Dataset items:
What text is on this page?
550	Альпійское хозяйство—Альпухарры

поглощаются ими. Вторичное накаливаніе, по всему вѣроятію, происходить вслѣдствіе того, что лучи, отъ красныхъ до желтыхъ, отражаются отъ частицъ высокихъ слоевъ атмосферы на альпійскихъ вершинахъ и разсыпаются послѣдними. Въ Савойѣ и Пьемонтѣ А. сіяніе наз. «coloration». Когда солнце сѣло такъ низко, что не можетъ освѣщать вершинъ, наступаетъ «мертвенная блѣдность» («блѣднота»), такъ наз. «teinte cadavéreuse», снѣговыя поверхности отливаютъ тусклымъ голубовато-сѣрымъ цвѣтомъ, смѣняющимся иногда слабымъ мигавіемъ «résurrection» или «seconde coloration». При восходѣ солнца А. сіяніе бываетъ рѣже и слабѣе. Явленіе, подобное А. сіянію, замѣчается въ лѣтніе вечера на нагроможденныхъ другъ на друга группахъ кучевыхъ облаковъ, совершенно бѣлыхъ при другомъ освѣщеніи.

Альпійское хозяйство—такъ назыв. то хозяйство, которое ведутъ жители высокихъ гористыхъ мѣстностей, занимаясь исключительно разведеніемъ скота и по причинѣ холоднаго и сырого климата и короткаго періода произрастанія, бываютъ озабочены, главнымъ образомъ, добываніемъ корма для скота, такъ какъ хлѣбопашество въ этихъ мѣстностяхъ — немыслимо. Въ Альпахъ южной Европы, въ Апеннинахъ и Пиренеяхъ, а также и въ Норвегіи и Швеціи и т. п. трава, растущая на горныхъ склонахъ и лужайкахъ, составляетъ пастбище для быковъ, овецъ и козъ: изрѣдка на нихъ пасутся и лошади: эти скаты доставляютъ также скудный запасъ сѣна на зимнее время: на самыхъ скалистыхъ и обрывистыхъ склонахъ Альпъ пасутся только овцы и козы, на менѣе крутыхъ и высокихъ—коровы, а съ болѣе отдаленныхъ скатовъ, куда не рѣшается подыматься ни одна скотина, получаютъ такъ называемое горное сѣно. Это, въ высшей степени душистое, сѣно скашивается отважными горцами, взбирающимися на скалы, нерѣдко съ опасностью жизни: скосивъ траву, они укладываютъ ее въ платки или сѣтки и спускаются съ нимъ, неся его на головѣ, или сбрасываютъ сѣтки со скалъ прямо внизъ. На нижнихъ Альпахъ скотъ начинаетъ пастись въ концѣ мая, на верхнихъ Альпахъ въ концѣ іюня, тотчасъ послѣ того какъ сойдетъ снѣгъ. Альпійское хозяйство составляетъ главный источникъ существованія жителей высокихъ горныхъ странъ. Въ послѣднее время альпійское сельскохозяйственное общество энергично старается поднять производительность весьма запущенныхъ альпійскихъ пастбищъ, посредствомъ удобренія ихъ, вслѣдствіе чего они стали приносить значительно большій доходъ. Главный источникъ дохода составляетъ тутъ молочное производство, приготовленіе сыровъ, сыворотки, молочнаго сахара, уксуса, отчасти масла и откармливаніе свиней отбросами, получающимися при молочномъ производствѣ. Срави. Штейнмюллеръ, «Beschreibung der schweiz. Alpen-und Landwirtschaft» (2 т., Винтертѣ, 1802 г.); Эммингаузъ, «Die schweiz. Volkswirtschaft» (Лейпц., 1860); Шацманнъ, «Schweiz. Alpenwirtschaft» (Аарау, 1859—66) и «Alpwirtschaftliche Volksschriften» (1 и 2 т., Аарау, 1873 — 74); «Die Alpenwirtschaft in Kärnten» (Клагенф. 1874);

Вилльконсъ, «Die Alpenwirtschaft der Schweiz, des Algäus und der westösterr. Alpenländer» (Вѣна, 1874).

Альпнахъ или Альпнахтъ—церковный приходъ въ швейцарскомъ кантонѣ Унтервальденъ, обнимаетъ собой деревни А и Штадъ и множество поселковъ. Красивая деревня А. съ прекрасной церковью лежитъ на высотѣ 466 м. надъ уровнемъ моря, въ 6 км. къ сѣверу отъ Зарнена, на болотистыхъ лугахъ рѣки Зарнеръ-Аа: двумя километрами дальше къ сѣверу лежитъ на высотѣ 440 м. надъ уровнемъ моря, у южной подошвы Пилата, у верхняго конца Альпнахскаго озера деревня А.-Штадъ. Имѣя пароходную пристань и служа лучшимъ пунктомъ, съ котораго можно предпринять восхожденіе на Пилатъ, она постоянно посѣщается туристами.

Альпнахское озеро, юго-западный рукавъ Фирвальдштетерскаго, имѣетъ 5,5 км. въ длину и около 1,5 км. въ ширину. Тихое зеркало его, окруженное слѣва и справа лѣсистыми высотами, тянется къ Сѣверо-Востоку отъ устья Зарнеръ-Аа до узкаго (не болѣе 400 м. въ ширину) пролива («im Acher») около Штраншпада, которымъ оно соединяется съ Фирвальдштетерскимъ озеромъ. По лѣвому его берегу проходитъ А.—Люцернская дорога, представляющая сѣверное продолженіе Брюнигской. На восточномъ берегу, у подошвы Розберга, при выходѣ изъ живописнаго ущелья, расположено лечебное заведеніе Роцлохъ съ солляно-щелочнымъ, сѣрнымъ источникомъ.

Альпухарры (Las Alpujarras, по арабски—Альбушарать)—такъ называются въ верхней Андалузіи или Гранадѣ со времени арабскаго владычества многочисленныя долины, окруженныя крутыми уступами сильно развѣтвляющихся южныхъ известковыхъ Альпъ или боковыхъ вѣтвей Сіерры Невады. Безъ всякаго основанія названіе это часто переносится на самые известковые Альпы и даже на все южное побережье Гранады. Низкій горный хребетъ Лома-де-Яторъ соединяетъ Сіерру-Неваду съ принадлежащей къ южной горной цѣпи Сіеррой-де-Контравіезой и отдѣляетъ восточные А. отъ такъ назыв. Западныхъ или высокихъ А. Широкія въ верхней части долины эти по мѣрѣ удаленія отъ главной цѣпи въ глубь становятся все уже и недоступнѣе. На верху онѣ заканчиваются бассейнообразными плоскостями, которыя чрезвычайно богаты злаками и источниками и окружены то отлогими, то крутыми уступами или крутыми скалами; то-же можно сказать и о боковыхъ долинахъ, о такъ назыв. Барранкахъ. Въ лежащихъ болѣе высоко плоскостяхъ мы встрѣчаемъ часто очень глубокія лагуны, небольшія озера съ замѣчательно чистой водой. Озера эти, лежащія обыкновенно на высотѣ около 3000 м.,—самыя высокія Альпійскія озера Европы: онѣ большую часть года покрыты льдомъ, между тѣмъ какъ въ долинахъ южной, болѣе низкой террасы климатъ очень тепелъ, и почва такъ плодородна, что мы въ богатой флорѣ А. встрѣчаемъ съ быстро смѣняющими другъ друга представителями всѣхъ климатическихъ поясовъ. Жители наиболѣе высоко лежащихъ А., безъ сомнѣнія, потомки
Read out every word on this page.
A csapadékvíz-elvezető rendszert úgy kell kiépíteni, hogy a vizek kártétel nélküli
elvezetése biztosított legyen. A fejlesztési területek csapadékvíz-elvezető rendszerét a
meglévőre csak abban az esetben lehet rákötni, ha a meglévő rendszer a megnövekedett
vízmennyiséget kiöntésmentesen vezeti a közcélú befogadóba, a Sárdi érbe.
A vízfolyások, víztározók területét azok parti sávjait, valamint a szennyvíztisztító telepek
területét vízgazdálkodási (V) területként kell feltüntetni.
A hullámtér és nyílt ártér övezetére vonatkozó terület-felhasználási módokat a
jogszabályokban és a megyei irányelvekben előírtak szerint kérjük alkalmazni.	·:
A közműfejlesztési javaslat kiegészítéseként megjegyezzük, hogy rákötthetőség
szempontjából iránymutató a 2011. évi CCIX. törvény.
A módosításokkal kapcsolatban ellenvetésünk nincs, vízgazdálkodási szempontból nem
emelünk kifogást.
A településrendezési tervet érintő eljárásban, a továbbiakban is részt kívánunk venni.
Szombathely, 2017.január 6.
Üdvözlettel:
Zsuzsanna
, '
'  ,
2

*Given problem:* Count the lines of the material that include the word "területét", then state only the total.

*The reply:* 2